[Task statement] Without the pictures, give the entries below again exactly as written.
-------- Record set --------
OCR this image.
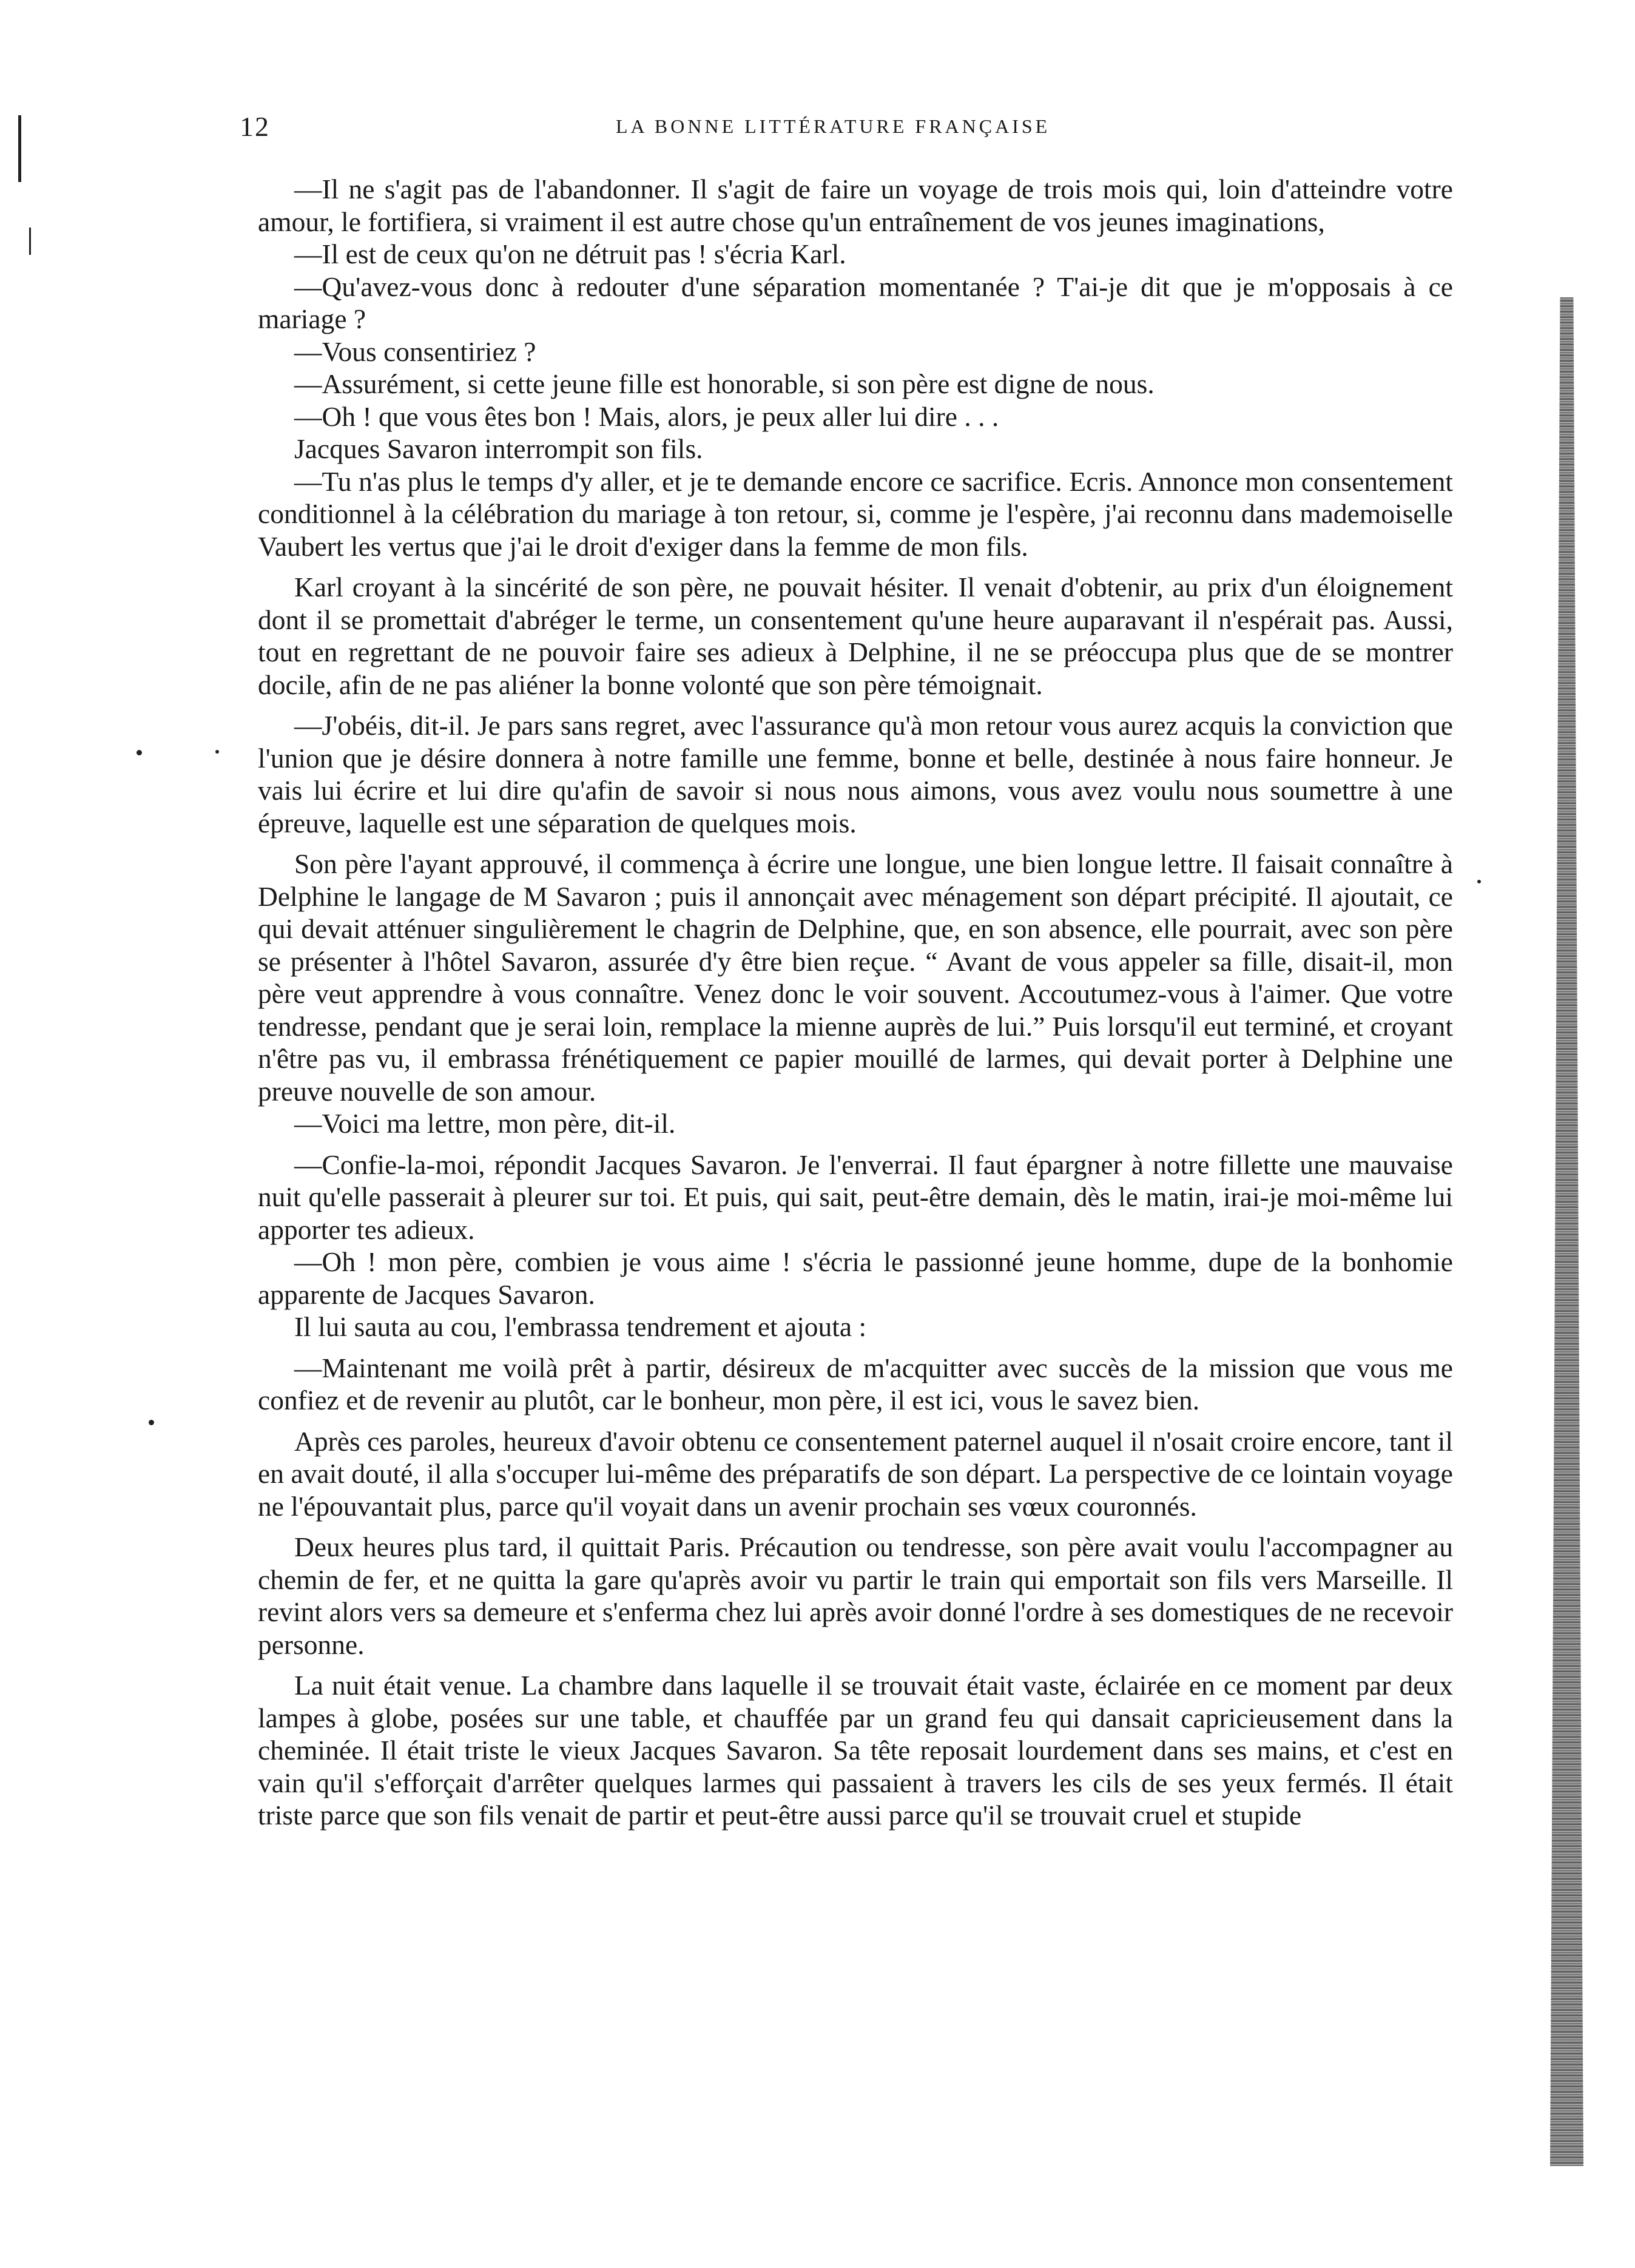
12	LA BONNE LITTÉRATURE FRANÇAISE

—Il ne s'agit pas de l'abandonner. Il s'agit de faire un voyage de trois mois qui, loin d'atteindre votre amour, le fortifiera, si vraiment il est autre chose qu'un entraînement de vos jeunes imaginations,

—Il est de ceux qu'on ne détruit pas ! s'écria Karl.

—Qu'avez-vous donc à redouter d'une séparation momentanée ? T'ai-je dit que je m'opposais à ce mariage ?

—Vous consentiriez ?

—Assurément, si cette jeune fille est honorable, si son père est digne de nous.

—Oh ! que vous êtes bon ! Mais, alors, je peux aller lui dire . . .

Jacques Savaron interrompit son fils.

—Tu n'as plus le temps d'y aller, et je te demande encore ce sacrifice. Ecris. Annonce mon consentement conditionnel à la célébration du mariage à ton retour, si, comme je l'espère, j'ai reconnu dans mademoiselle Vaubert les vertus que j'ai le droit d'exiger dans la femme de mon fils.

Karl croyant à la sincérité de son père, ne pouvait hésiter. Il venait d'obtenir, au prix d'un éloignement dont il se promettait d'abréger le terme, un consentement qu'une heure auparavant il n'espérait pas. Aussi, tout en regrettant de ne pouvoir faire ses adieux à Delphine, il ne se préoccupa plus que de se montrer docile, afin de ne pas aliéner la bonne volonté que son père témoignait.

—J'obéis, dit-il. Je pars sans regret, avec l'assurance qu'à mon retour vous aurez acquis la conviction que l'union que je désire donnera à notre famille une femme, bonne et belle, destinée à nous faire honneur. Je vais lui écrire et lui dire qu'afin de savoir si nous nous aimons, vous avez voulu nous soumettre à une épreuve, laquelle est une séparation de quelques mois.

Son père l'ayant approuvé, il commença à écrire une longue, une bien longue lettre. Il faisait connaître à Delphine le langage de M Savaron ; puis il annonçait avec ménagement son départ précipité. Il ajoutait, ce qui devait atténuer singulièrement le chagrin de Delphine, que, en son absence, elle pourrait, avec son père se présenter à l'hôtel Savaron, assurée d'y être bien reçue. “ Avant de vous appeler sa fille, disait-il, mon père veut apprendre à vous connaître. Venez donc le voir souvent. Accoutumez-vous à l'aimer. Que votre tendresse, pendant que je serai loin, remplace la mienne auprès de lui.” Puis lorsqu'il eut terminé, et croyant n'être pas vu, il embrassa frénétiquement ce papier mouillé de larmes, qui devait porter à Delphine une preuve nouvelle de son amour.

—Voici ma lettre, mon père, dit-il.

—Confie-la-moi, répondit Jacques Savaron. Je l'enverrai. Il faut épargner à notre fillette une mauvaise nuit qu'elle passerait à pleurer sur toi. Et puis, qui sait, peut-être demain, dès le matin, irai-je moi-même lui apporter tes adieux.

—Oh ! mon père, combien je vous aime ! s'écria le passionné jeune homme, dupe de la bonhomie apparente de Jacques Savaron.

Il lui sauta au cou, l'embrassa tendrement et ajouta :

—Maintenant me voilà prêt à partir, désireux de m'acquitter avec succès de la mission que vous me confiez et de revenir au plutôt, car le bonheur, mon père, il est ici, vous le savez bien.

Après ces paroles, heureux d'avoir obtenu ce consentement paternel auquel il n'osait croire encore, tant il en avait douté, il alla s'occuper lui-même des préparatifs de son départ. La perspective de ce lointain voyage ne l'épouvantait plus, parce qu'il voyait dans un avenir prochain ses vœux couronnés.

Deux heures plus tard, il quittait Paris. Précaution ou tendresse, son père avait voulu l'accompagner au chemin de fer, et ne quitta la gare qu'après avoir vu partir le train qui emportait son fils vers Marseille. Il revint alors vers sa demeure et s'enferma chez lui après avoir donné l'ordre à ses domestiques de ne recevoir personne.

La nuit était venue. La chambre dans laquelle il se trouvait était vaste, éclairée en ce moment par deux lampes à globe, posées sur une table, et chauffée par un grand feu qui dansait capricieusement dans la cheminée. Il était triste le vieux Jacques Savaron. Sa tête reposait lourdement dans ses mains, et c'est en vain qu'il s'efforçait d'arrêter quelques larmes qui passaient à travers les cils de ses yeux fermés. Il était triste parce que son fils venait de partir et peut-être aussi parce qu'il se trouvait cruel et stupide
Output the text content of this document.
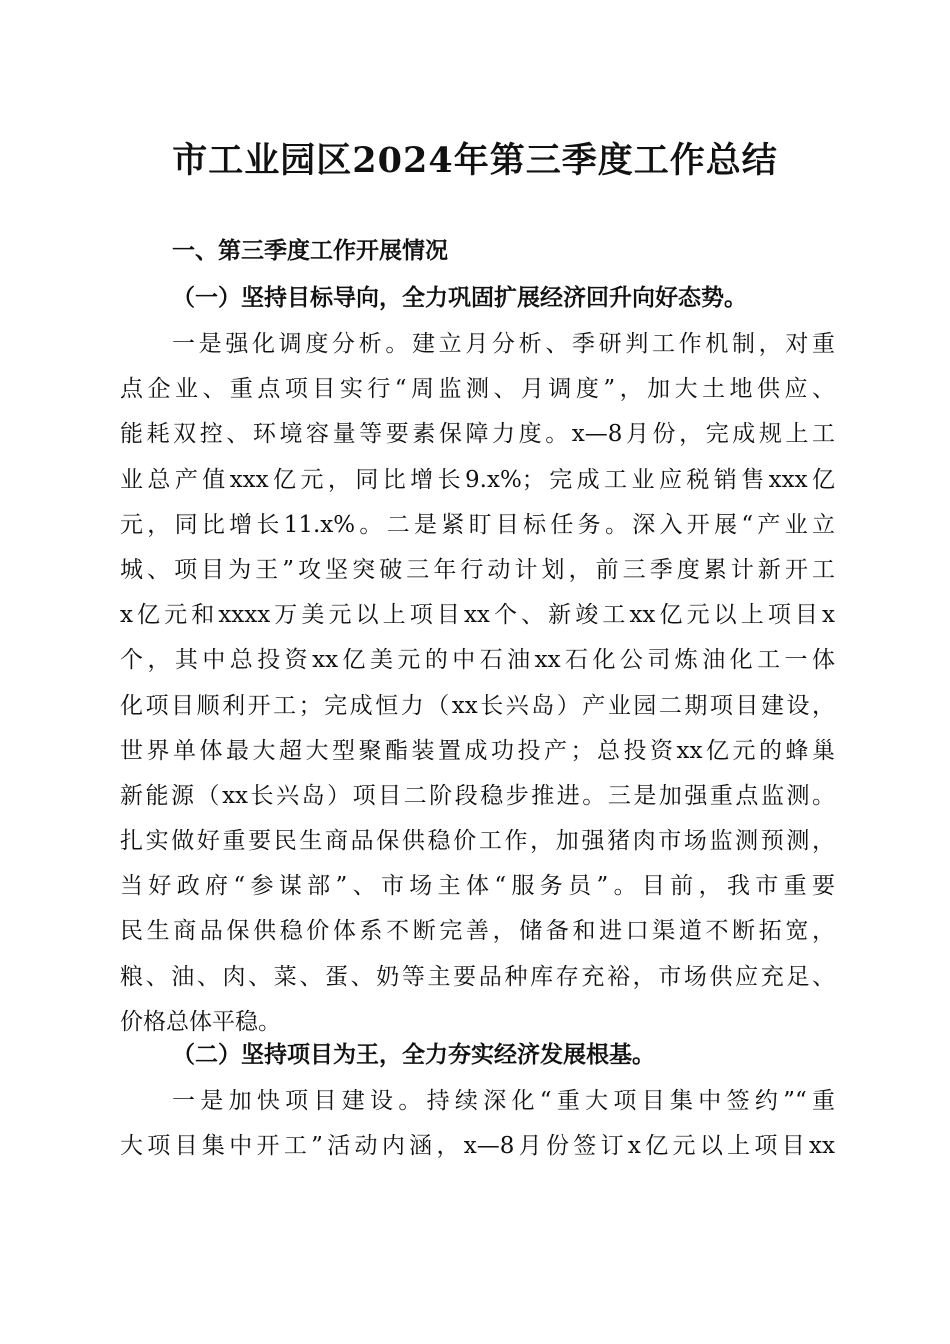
市工业园区2024年第三季度工作总结
一、第三季度工作开展情况
（一）坚持目标导向，全力巩固扩展经济回升向好态势。
一是强化调度分析。建立月分析、季研判工作机制，对重
点企业、重点项目实行“周监测、月调度”，加大土地供应、
能耗双控、环境容量等要素保障力度。x—8月份，完成规上工
业总产值xxx亿元，同比增长9.x%；完成工业应税销售xxx亿
元，同比增长11.x%。二是紧盯目标任务。深入开展“产业立
城、项目为王”攻坚突破三年行动计划，前三季度累计新开工
x亿元和xxxx万美元以上项目xx个、新竣工xx亿元以上项目x
个，其中总投资xx亿美元的中石油xx石化公司炼油化工一体
化项目顺利开工；完成恒力（xx长兴岛）产业园二期项目建设，
世界单体最大超大型聚酯装置成功投产；总投资xx亿元的蜂巢
新能源（xx长兴岛）项目二阶段稳步推进。三是加强重点监测。
扎实做好重要民生商品保供稳价工作，加强猪肉市场监测预测，
当好政府“参谋部”、市场主体“服务员”。目前，我市重要
民生商品保供稳价体系不断完善，储备和进口渠道不断拓宽，
粮、油、肉、菜、蛋、奶等主要品种库存充裕，市场供应充足、
价格总体平稳。
（二）坚持项目为王，全力夯实经济发展根基。
一是加快项目建设。持续深化“重大项目集中签约”“重
大项目集中开工”活动内涵，x—8月份签订x亿元以上项目xx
--------
[Completed task]
OCR this image.
12	LA BONNE LITTÉRATURE FRANÇAISE

—Il ne s'agit pas de l'abandonner. Il s'agit de faire un voyage de trois mois qui, loin d'atteindre votre amour, le fortifiera, si vraiment il est autre chose qu'un entraînement de vos jeunes imaginations,

—Il est de ceux qu'on ne détruit pas ! s'écria Karl.

—Qu'avez-vous donc à redouter d'une séparation momentanée ? T'ai-je dit que je m'opposais à ce mariage ?

—Vous consentiriez ?

—Assurément, si cette jeune fille est honorable, si son père est digne de nous.

—Oh ! que vous êtes bon ! Mais, alors, je peux aller lui dire . . .

Jacques Savaron interrompit son fils.

—Tu n'as plus le temps d'y aller, et je te demande encore ce sacrifice. Ecris. Annonce mon consentement conditionnel à la célébration du mariage à ton retour, si, comme je l'espère, j'ai reconnu dans mademoiselle Vaubert les vertus que j'ai le droit d'exiger dans la femme de mon fils.

Karl croyant à la sincérité de son père, ne pouvait hésiter. Il venait d'obtenir, au prix d'un éloignement dont il se promettait d'abréger le terme, un consentement qu'une heure auparavant il n'espérait pas. Aussi, tout en regrettant de ne pouvoir faire ses adieux à Delphine, il ne se préoccupa plus que de se montrer docile, afin de ne pas aliéner la bonne volonté que son père témoignait.

—J'obéis, dit-il. Je pars sans regret, avec l'assurance qu'à mon retour vous aurez acquis la conviction que l'union que je désire donnera à notre famille une femme, bonne et belle, destinée à nous faire honneur. Je vais lui écrire et lui dire qu'afin de savoir si nous nous aimons, vous avez voulu nous soumettre à une épreuve, laquelle est une séparation de quelques mois.

Son père l'ayant approuvé, il commença à écrire une longue, une bien longue lettre. Il faisait connaître à Delphine le langage de M Savaron ; puis il annonçait avec ménagement son départ précipité. Il ajoutait, ce qui devait atténuer singulièrement le chagrin de Delphine, que, en son absence, elle pourrait, avec son père se présenter à l'hôtel Savaron, assurée d'y être bien reçue. “ Avant de vous appeler sa fille, disait-il, mon père veut apprendre à vous connaître. Venez donc le voir souvent. Accoutumez-vous à l'aimer. Que votre tendresse, pendant que je serai loin, remplace la mienne auprès de lui.” Puis lorsqu'il eut terminé, et croyant n'être pas vu, il embrassa frénétiquement ce papier mouillé de larmes, qui devait porter à Delphine une preuve nouvelle de son amour.

—Voici ma lettre, mon père, dit-il.

—Confie-la-moi, répondit Jacques Savaron. Je l'enverrai. Il faut épargner à notre fillette une mauvaise nuit qu'elle passerait à pleurer sur toi. Et puis, qui sait, peut-être demain, dès le matin, irai-je moi-même lui apporter tes adieux.

—Oh ! mon père, combien je vous aime ! s'écria le passionné jeune homme, dupe de la bonhomie apparente de Jacques Savaron.

Il lui sauta au cou, l'embrassa tendrement et ajouta :

—Maintenant me voilà prêt à partir, désireux de m'acquitter avec succès de la mission que vous me confiez et de revenir au plutôt, car le bonheur, mon père, il est ici, vous le savez bien.

Après ces paroles, heureux d'avoir obtenu ce consentement paternel auquel il n'osait croire encore, tant il en avait douté, il alla s'occuper lui-même des préparatifs de son départ. La perspective de ce lointain voyage ne l'épouvantait plus, parce qu'il voyait dans un avenir prochain ses vœux couronnés.

Deux heures plus tard, il quittait Paris. Précaution ou tendresse, son père avait voulu l'accompagner au chemin de fer, et ne quitta la gare qu'après avoir vu partir le train qui emportait son fils vers Marseille. Il revint alors vers sa demeure et s'enferma chez lui après avoir donné l'ordre à ses domestiques de ne recevoir personne.

La nuit était venue. La chambre dans laquelle il se trouvait était vaste, éclairée en ce moment par deux lampes à globe, posées sur une table, et chauffée par un grand feu qui dansait capricieusement dans la cheminée. Il était triste le vieux Jacques Savaron. Sa tête reposait lourdement dans ses mains, et c'est en vain qu'il s'efforçait d'arrêter quelques larmes qui passaient à travers les cils de ses yeux fermés. Il était triste parce que son fils venait de partir et peut-être aussi parce qu'il se trouvait cruel et stupide
Output the text content of this document.
市工业园区2024年第三季度工作总结
一、第三季度工作开展情况
（一）坚持目标导向，全力巩固扩展经济回升向好态势。
一是强化调度分析。建立月分析、季研判工作机制，对重
点企业、重点项目实行“周监测、月调度”，加大土地供应、
能耗双控、环境容量等要素保障力度。x—8月份，完成规上工
业总产值xxx亿元，同比增长9.x%；完成工业应税销售xxx亿
元，同比增长11.x%。二是紧盯目标任务。深入开展“产业立
城、项目为王”攻坚突破三年行动计划，前三季度累计新开工
x亿元和xxxx万美元以上项目xx个、新竣工xx亿元以上项目x
个，其中总投资xx亿美元的中石油xx石化公司炼油化工一体
化项目顺利开工；完成恒力（xx长兴岛）产业园二期项目建设，
世界单体最大超大型聚酯装置成功投产；总投资xx亿元的蜂巢
新能源（xx长兴岛）项目二阶段稳步推进。三是加强重点监测。
扎实做好重要民生商品保供稳价工作，加强猪肉市场监测预测，
当好政府“参谋部”、市场主体“服务员”。目前，我市重要
民生商品保供稳价体系不断完善，储备和进口渠道不断拓宽，
粮、油、肉、菜、蛋、奶等主要品种库存充裕，市场供应充足、
价格总体平稳。
（二）坚持项目为王，全力夯实经济发展根基。
一是加快项目建设。持续深化“重大项目集中签约”“重
大项目集中开工”活动内涵，x—8月份签订x亿元以上项目xx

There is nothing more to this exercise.